>> start

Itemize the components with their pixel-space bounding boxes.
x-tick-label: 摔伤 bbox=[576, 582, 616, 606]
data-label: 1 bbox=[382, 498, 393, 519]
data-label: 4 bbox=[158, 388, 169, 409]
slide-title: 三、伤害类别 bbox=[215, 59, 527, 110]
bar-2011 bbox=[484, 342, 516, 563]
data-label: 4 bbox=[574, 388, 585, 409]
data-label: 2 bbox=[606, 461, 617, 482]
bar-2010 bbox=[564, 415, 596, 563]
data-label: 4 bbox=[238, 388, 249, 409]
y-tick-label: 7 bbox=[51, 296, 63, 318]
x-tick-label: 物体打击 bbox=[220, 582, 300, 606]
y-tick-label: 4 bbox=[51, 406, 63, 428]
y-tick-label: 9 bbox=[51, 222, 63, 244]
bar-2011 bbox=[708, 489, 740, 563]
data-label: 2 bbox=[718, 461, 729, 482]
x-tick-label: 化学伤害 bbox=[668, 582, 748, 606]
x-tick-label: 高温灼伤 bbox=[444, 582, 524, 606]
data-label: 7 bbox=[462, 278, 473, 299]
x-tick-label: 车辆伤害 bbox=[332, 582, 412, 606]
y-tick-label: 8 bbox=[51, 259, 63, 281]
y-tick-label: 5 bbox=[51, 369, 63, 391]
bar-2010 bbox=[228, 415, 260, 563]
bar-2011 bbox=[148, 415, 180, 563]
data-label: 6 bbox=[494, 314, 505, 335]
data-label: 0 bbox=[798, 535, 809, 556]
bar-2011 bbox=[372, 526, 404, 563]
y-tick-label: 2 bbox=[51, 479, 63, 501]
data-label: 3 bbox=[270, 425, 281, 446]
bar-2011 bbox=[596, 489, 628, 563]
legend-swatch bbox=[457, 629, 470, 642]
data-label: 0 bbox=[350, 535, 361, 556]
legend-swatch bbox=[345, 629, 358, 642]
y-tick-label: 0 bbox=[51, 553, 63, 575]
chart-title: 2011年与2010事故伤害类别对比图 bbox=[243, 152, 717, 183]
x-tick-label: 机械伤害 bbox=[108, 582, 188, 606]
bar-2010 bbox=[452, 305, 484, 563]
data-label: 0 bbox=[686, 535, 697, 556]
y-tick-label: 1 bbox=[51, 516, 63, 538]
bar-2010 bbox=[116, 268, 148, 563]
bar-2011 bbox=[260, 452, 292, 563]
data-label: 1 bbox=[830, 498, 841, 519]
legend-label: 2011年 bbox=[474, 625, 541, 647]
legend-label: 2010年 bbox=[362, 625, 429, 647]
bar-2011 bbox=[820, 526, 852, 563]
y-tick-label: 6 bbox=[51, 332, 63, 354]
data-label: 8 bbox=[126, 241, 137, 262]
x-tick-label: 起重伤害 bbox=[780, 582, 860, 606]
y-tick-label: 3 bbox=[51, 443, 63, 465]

>> end

**WHAT THE EXERCISE ASKS:**
Pull out every one of the rows above and write each line again character for character.

**WRITTEN RESPONSE:**
Itemize the components with their pixel-space bounding boxes.
x-tick-label: 摔伤 bbox=[576, 582, 616, 606]
data-label: 1 bbox=[382, 498, 393, 519]
data-label: 4 bbox=[158, 388, 169, 409]
slide-title: 三、伤害类别 bbox=[215, 59, 527, 110]
bar-2011 bbox=[484, 342, 516, 563]
data-label: 4 bbox=[574, 388, 585, 409]
data-label: 2 bbox=[606, 461, 617, 482]
bar-2010 bbox=[564, 415, 596, 563]
data-label: 4 bbox=[238, 388, 249, 409]
y-tick-label: 7 bbox=[51, 296, 63, 318]
x-tick-label: 物体打击 bbox=[220, 582, 300, 606]
y-tick-label: 4 bbox=[51, 406, 63, 428]
y-tick-label: 9 bbox=[51, 222, 63, 244]
bar-2011 bbox=[708, 489, 740, 563]
data-label: 2 bbox=[718, 461, 729, 482]
x-tick-label: 化学伤害 bbox=[668, 582, 748, 606]
x-tick-label: 高温灼伤 bbox=[444, 582, 524, 606]
data-label: 7 bbox=[462, 278, 473, 299]
x-tick-label: 车辆伤害 bbox=[332, 582, 412, 606]
y-tick-label: 8 bbox=[51, 259, 63, 281]
y-tick-label: 5 bbox=[51, 369, 63, 391]
bar-2010 bbox=[228, 415, 260, 563]
bar-2011 bbox=[148, 415, 180, 563]
data-label: 6 bbox=[494, 314, 505, 335]
data-label: 0 bbox=[798, 535, 809, 556]
bar-2011 bbox=[372, 526, 404, 563]
y-tick-label: 2 bbox=[51, 479, 63, 501]
data-label: 3 bbox=[270, 425, 281, 446]
bar-2011 bbox=[596, 489, 628, 563]
legend-swatch bbox=[457, 629, 470, 642]
data-label: 0 bbox=[350, 535, 361, 556]
legend-swatch bbox=[345, 629, 358, 642]
y-tick-label: 0 bbox=[51, 553, 63, 575]
chart-title: 2011年与2010事故伤害类别对比图 bbox=[243, 152, 717, 183]
x-tick-label: 机械伤害 bbox=[108, 582, 188, 606]
bar-2010 bbox=[452, 305, 484, 563]
data-label: 0 bbox=[686, 535, 697, 556]
y-tick-label: 1 bbox=[51, 516, 63, 538]
bar-2010 bbox=[116, 268, 148, 563]
bar-2011 bbox=[260, 452, 292, 563]
data-label: 1 bbox=[830, 498, 841, 519]
legend-label: 2011年 bbox=[474, 625, 541, 647]
legend-label: 2010年 bbox=[362, 625, 429, 647]
bar-2011 bbox=[820, 526, 852, 563]
y-tick-label: 6 bbox=[51, 332, 63, 354]
data-label: 8 bbox=[126, 241, 137, 262]
x-tick-label: 起重伤害 bbox=[780, 582, 860, 606]
y-tick-label: 3 bbox=[51, 443, 63, 465]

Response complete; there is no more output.